# START OF Records for the exercise

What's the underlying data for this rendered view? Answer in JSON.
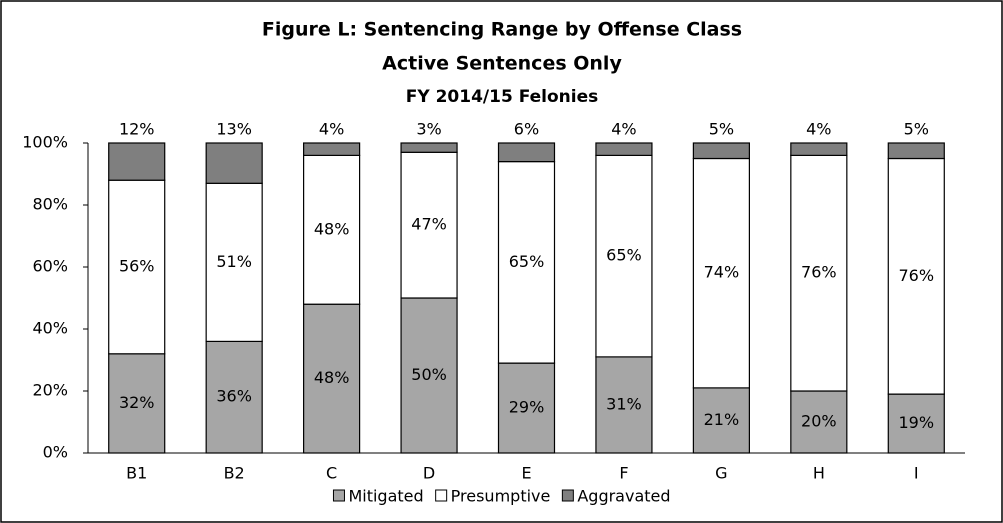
{
  "chart_data": {
    "type": "stacked_bar",
    "title": "Figure L: Sentencing Range by Offense Class",
    "subtitles": [
      "Active Sentences Only",
      "FY 2014/15 Felonies"
    ],
    "categories": [
      "B1",
      "B2",
      "C",
      "D",
      "E",
      "F",
      "G",
      "H",
      "I"
    ],
    "series": [
      {
        "name": "Mitigated",
        "color": "#a6a6a6",
        "values": [
          32,
          36,
          48,
          50,
          29,
          31,
          21,
          20,
          19
        ],
        "value_labels": [
          "32%",
          "36%",
          "48%",
          "50%",
          "29%",
          "31%",
          "21%",
          "20%",
          "19%"
        ]
      },
      {
        "name": "Presumptive",
        "color": "#ffffff",
        "values": [
          56,
          51,
          48,
          47,
          65,
          65,
          74,
          76,
          76
        ],
        "value_labels": [
          "56%",
          "51%",
          "48%",
          "47%",
          "65%",
          "65%",
          "74%",
          "76%",
          "76%"
        ]
      },
      {
        "name": "Aggravated",
        "color": "#7f7f7f",
        "values": [
          12,
          13,
          4,
          3,
          6,
          4,
          5,
          4,
          5
        ],
        "value_labels": [
          "12%",
          "13%",
          "4%",
          "3%",
          "6%",
          "4%",
          "5%",
          "4%",
          "5%"
        ]
      }
    ],
    "ylim": [
      0,
      100
    ],
    "yticks": [
      {
        "value": 0,
        "label": "0%"
      },
      {
        "value": 20,
        "label": "20%"
      },
      {
        "value": 40,
        "label": "40%"
      },
      {
        "value": 60,
        "label": "60%"
      },
      {
        "value": 80,
        "label": "80%"
      },
      {
        "value": 100,
        "label": "100%"
      }
    ],
    "grid": false,
    "legend": "bottom"
  }
}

# END OF Records for the exercise

# Set problem
Repeat the records in full, exactly as they appear, without the pictures.

# Final result
What's the underlying data for this rendered view? Answer in JSON.
{
  "chart_data": {
    "type": "stacked_bar",
    "title": "Figure L: Sentencing Range by Offense Class",
    "subtitles": [
      "Active Sentences Only",
      "FY 2014/15 Felonies"
    ],
    "categories": [
      "B1",
      "B2",
      "C",
      "D",
      "E",
      "F",
      "G",
      "H",
      "I"
    ],
    "series": [
      {
        "name": "Mitigated",
        "color": "#a6a6a6",
        "values": [
          32,
          36,
          48,
          50,
          29,
          31,
          21,
          20,
          19
        ],
        "value_labels": [
          "32%",
          "36%",
          "48%",
          "50%",
          "29%",
          "31%",
          "21%",
          "20%",
          "19%"
        ]
      },
      {
        "name": "Presumptive",
        "color": "#ffffff",
        "values": [
          56,
          51,
          48,
          47,
          65,
          65,
          74,
          76,
          76
        ],
        "value_labels": [
          "56%",
          "51%",
          "48%",
          "47%",
          "65%",
          "65%",
          "74%",
          "76%",
          "76%"
        ]
      },
      {
        "name": "Aggravated",
        "color": "#7f7f7f",
        "values": [
          12,
          13,
          4,
          3,
          6,
          4,
          5,
          4,
          5
        ],
        "value_labels": [
          "12%",
          "13%",
          "4%",
          "3%",
          "6%",
          "4%",
          "5%",
          "4%",
          "5%"
        ]
      }
    ],
    "ylim": [
      0,
      100
    ],
    "yticks": [
      {
        "value": 0,
        "label": "0%"
      },
      {
        "value": 20,
        "label": "20%"
      },
      {
        "value": 40,
        "label": "40%"
      },
      {
        "value": 60,
        "label": "60%"
      },
      {
        "value": 80,
        "label": "80%"
      },
      {
        "value": 100,
        "label": "100%"
      }
    ],
    "grid": false,
    "legend": "bottom"
  }
}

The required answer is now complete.